Restate the whole of the material. Keep every word, and drop the pictures.

### THE INPUT
################
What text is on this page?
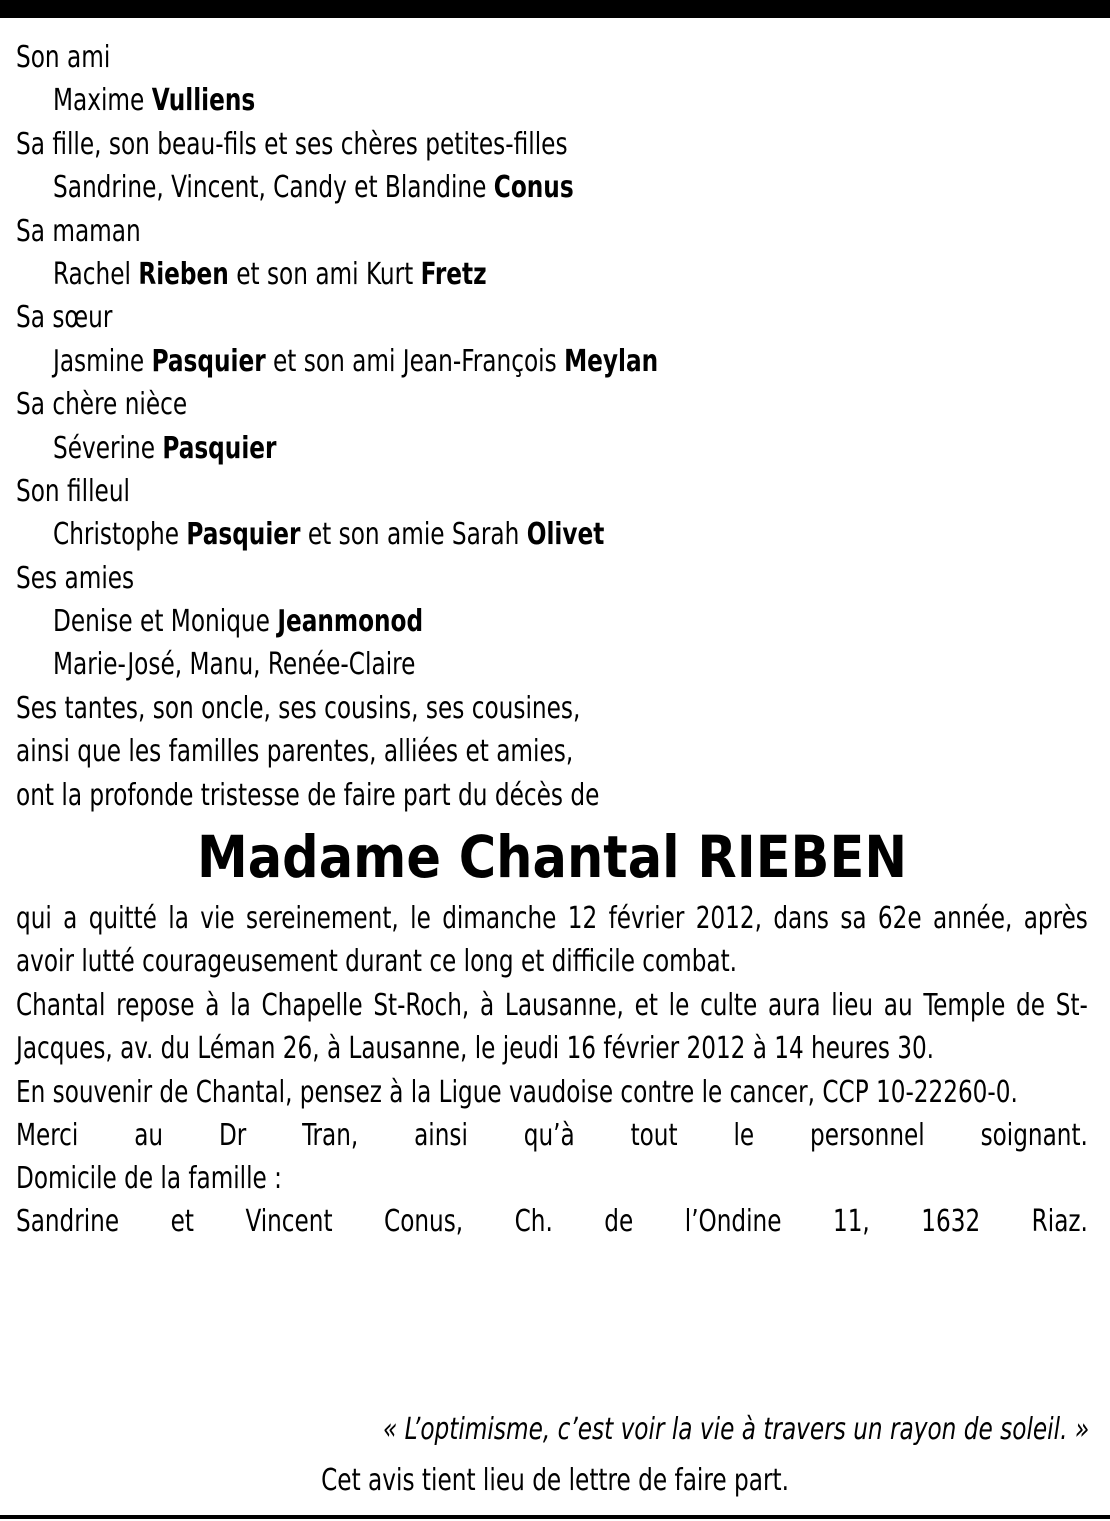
Son ami
Maxime Vulliens
Sa fille, son beau-fils et ses chères petites-filles
Sandrine, Vincent, Candy et Blandine Conus
Sa maman
Rachel Rieben et son ami Kurt Fretz
Sa sœur
Jasmine Pasquier et son ami Jean-François Meylan
Sa chère nièce
Séverine Pasquier
Son filleul
Christophe Pasquier et son amie Sarah Olivet
Ses amies
Denise et Monique Jeanmonod
Marie-José, Manu, Renée-Claire
Ses tantes, son oncle, ses cousins, ses cousines,
ainsi que les familles parentes, alliées et amies,
ont la profonde tristesse de faire part du décès de
Madame Chantal RIEBEN
qui a quitté la vie sereinement, le dimanche 12 février 2012, dans sa 62e année, après avoir lutté courageusement durant ce long et difficile combat.
Chantal repose à la Chapelle St-Roch, à Lausanne, et le culte aura lieu au Temple de St-Jacques, av. du Léman 26, à Lausanne, le jeudi 16 février 2012 à 14 heures 30.
En souvenir de Chantal, pensez à la Ligue vaudoise contre le cancer, CCP 10-22260-0.
Merci au Dr Tran, ainsi qu’à tout le personnel soignant.
Domicile de la famille :
Sandrine et Vincent Conus, Ch. de l’Ondine 11, 1632 Riaz.
« L’optimisme, c’est voir la vie à travers un rayon de soleil. »
Cet avis tient lieu de lettre de faire part.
################
### ANSWER TO THE PROBLEM
What text is on this page?
Son ami
Maxime Vulliens
Sa fille, son beau-fils et ses chères petites-filles
Sandrine, Vincent, Candy et Blandine Conus
Sa maman
Rachel Rieben et son ami Kurt Fretz
Sa sœur
Jasmine Pasquier et son ami Jean-François Meylan
Sa chère nièce
Séverine Pasquier
Son filleul
Christophe Pasquier et son amie Sarah Olivet
Ses amies
Denise et Monique Jeanmonod
Marie-José, Manu, Renée-Claire
Ses tantes, son oncle, ses cousins, ses cousines,
ainsi que les familles parentes, alliées et amies,
ont la profonde tristesse de faire part du décès de
Madame Chantal RIEBEN
qui a quitté la vie sereinement, le dimanche 12 février 2012, dans sa 62e année, après avoir lutté courageusement durant ce long et difficile combat.
Chantal repose à la Chapelle St-Roch, à Lausanne, et le culte aura lieu au Temple de St-Jacques, av. du Léman 26, à Lausanne, le jeudi 16 février 2012 à 14 heures 30.
En souvenir de Chantal, pensez à la Ligue vaudoise contre le cancer, CCP 10-22260-0.
Merci au Dr Tran, ainsi qu’à tout le personnel soignant.
Domicile de la famille :
Sandrine et Vincent Conus, Ch. de l’Ondine 11, 1632 Riaz.
« L’optimisme, c’est voir la vie à travers un rayon de soleil. »
Cet avis tient lieu de lettre de faire part.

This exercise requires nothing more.